+++ MATERIAL TO PROCESS
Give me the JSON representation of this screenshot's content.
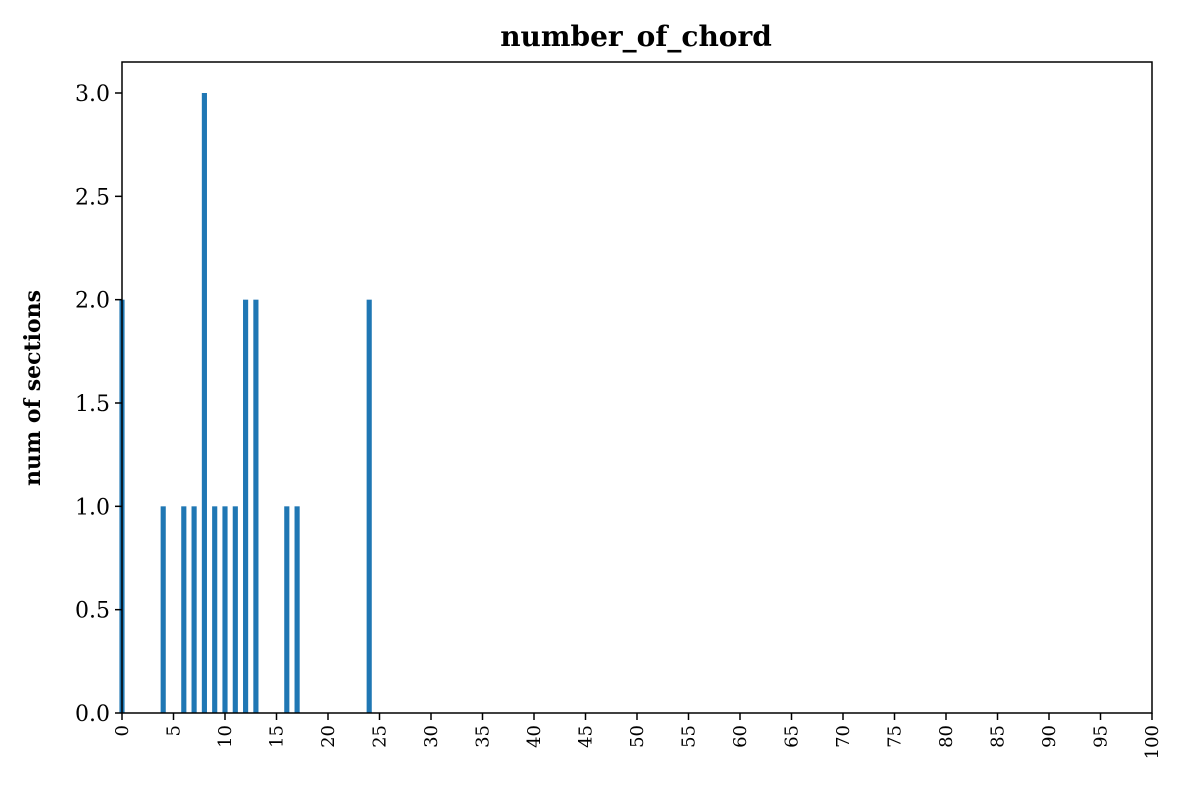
{
  "chart_data": {
    "type": "bar",
    "title": "number_of_chord",
    "xlabel": "",
    "ylabel": "num of sections",
    "xlim": [
      0,
      100
    ],
    "ylim": [
      0,
      3.15
    ],
    "x_ticks": [
      0,
      5,
      10,
      15,
      20,
      25,
      30,
      35,
      40,
      45,
      50,
      55,
      60,
      65,
      70,
      75,
      80,
      85,
      90,
      95,
      100
    ],
    "y_ticks": [
      0.0,
      0.5,
      1.0,
      1.5,
      2.0,
      2.5,
      3.0
    ],
    "y_tick_labels": [
      "0.0",
      "0.5",
      "1.0",
      "1.5",
      "2.0",
      "2.5",
      "3.0"
    ],
    "grid": false,
    "bar_color": "#1f77b4",
    "x": [
      0,
      4,
      6,
      7,
      8,
      9,
      10,
      11,
      12,
      13,
      16,
      17,
      24
    ],
    "values": [
      2,
      1,
      1,
      1,
      3,
      1,
      1,
      1,
      2,
      2,
      1,
      1,
      2
    ]
  }
}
++++++
* [REQUIREMENTS]: Take the entries shown above and quote them verbatim, passing over the pictures.

* [COMPLETE OUTPUT]:
Give me the JSON representation of this screenshot's content.
{
  "chart_data": {
    "type": "bar",
    "title": "number_of_chord",
    "xlabel": "",
    "ylabel": "num of sections",
    "xlim": [
      0,
      100
    ],
    "ylim": [
      0,
      3.15
    ],
    "x_ticks": [
      0,
      5,
      10,
      15,
      20,
      25,
      30,
      35,
      40,
      45,
      50,
      55,
      60,
      65,
      70,
      75,
      80,
      85,
      90,
      95,
      100
    ],
    "y_ticks": [
      0.0,
      0.5,
      1.0,
      1.5,
      2.0,
      2.5,
      3.0
    ],
    "y_tick_labels": [
      "0.0",
      "0.5",
      "1.0",
      "1.5",
      "2.0",
      "2.5",
      "3.0"
    ],
    "grid": false,
    "bar_color": "#1f77b4",
    "x": [
      0,
      4,
      6,
      7,
      8,
      9,
      10,
      11,
      12,
      13,
      16,
      17,
      24
    ],
    "values": [
      2,
      1,
      1,
      1,
      3,
      1,
      1,
      1,
      2,
      2,
      1,
      1,
      2
    ]
  }
}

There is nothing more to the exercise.